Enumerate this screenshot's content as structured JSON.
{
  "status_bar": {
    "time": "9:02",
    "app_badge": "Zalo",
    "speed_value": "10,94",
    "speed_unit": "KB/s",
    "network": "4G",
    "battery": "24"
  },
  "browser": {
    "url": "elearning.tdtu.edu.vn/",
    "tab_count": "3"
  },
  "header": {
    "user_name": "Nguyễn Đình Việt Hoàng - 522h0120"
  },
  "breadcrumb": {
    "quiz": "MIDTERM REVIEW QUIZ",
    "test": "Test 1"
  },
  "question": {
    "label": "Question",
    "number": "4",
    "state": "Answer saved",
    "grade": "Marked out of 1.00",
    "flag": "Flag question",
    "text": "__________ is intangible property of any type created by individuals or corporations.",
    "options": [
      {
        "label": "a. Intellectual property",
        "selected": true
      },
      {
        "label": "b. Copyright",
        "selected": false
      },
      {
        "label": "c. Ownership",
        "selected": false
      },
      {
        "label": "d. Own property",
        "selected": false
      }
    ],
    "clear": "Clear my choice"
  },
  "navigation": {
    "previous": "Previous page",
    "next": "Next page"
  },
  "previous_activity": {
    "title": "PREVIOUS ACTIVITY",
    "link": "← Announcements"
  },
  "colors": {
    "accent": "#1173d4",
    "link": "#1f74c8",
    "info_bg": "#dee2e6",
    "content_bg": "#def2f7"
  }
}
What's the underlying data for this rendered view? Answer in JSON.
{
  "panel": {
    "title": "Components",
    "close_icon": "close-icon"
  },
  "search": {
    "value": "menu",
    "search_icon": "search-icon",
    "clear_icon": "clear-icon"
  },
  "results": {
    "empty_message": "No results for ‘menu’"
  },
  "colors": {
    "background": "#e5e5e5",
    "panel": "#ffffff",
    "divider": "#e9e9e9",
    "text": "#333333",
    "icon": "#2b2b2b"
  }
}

====================

§ **Goal of the exercise**
Reproduce exactly the line containing "What's the underlying" and every line after it through the end of the records above, and nothing else.

§ **Answer for this exercise**
What's the underlying data for this rendered view? Answer in JSON.
{
  "panel": {
    "title": "Components",
    "close_icon": "close-icon"
  },
  "search": {
    "value": "menu",
    "search_icon": "search-icon",
    "clear_icon": "clear-icon"
  },
  "results": {
    "empty_message": "No results for ‘menu’"
  },
  "colors": {
    "background": "#e5e5e5",
    "panel": "#ffffff",
    "divider": "#e9e9e9",
    "text": "#333333",
    "icon": "#2b2b2b"
  }
}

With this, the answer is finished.